### Problem to solve
Track down the lines that contain "Index" and copy them.
============
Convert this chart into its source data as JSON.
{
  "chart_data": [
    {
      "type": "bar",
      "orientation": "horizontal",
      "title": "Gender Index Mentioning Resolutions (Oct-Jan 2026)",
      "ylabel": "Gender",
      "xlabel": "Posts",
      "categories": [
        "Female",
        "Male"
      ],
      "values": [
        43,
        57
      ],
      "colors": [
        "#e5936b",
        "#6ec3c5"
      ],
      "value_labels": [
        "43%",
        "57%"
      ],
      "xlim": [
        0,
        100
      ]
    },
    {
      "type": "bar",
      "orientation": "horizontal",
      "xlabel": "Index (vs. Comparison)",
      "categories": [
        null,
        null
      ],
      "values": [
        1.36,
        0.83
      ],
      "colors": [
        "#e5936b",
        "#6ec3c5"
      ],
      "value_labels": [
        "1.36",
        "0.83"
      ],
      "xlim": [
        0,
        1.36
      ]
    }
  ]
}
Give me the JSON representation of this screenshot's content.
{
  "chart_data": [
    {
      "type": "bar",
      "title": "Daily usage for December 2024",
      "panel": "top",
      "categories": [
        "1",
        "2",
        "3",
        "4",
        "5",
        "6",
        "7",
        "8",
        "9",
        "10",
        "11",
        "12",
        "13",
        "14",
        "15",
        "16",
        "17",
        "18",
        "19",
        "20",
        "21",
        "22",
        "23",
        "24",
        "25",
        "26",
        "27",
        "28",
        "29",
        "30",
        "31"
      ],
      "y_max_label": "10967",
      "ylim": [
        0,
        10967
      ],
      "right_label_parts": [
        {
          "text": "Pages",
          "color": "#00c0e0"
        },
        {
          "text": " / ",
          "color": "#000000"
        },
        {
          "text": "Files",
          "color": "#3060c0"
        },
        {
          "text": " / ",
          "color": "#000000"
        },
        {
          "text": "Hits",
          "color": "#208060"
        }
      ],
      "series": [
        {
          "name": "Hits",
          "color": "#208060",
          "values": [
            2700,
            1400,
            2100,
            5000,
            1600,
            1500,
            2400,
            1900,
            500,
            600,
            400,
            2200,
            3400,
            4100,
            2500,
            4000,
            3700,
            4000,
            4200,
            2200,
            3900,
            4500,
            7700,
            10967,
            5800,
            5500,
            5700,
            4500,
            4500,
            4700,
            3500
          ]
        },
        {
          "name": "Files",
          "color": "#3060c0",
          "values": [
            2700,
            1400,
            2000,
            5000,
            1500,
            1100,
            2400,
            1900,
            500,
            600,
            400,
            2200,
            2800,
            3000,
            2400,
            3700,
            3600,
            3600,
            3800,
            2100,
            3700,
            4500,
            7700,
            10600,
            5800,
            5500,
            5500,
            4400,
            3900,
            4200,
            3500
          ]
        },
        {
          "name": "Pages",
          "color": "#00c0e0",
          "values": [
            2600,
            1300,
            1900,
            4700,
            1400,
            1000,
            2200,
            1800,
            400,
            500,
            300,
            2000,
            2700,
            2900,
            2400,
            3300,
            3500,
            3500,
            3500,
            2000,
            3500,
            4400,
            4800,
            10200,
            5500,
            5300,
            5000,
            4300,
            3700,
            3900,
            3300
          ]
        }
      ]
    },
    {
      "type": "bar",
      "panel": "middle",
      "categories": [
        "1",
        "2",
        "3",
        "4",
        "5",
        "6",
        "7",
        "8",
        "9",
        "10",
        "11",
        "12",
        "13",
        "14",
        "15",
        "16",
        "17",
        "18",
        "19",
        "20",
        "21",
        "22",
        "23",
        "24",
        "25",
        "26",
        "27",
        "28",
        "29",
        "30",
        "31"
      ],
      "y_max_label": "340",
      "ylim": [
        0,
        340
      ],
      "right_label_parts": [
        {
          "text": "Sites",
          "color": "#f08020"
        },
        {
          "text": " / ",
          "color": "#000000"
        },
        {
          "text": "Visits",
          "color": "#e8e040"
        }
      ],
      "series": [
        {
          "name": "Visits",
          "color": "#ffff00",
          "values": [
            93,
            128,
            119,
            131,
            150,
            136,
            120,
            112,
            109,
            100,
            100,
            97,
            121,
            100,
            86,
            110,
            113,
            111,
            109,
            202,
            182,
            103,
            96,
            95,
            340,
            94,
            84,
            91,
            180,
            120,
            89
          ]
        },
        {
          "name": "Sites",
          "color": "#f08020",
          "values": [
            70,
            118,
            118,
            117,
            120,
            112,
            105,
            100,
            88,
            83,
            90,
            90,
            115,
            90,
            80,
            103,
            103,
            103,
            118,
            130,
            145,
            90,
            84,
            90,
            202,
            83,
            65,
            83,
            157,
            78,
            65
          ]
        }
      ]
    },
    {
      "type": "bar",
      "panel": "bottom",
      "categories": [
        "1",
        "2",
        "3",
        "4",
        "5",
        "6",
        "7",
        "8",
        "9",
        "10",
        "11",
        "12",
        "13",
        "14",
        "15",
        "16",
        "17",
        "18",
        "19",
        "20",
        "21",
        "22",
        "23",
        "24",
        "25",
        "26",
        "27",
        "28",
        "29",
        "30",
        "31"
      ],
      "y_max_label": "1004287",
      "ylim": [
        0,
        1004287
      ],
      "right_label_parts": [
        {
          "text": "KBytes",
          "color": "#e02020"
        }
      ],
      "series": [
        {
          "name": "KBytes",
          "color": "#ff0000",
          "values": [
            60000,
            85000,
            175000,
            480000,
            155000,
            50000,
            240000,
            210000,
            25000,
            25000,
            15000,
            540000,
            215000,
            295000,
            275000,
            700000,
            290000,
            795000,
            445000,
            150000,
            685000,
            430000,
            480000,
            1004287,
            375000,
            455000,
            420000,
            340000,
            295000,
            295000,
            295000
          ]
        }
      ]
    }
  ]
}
============
### Solution for this exercise
      "title": "Gender Index Mentioning Resolutions (Oct-Jan 2026)",
      "xlabel": "Index (vs. Comparison)",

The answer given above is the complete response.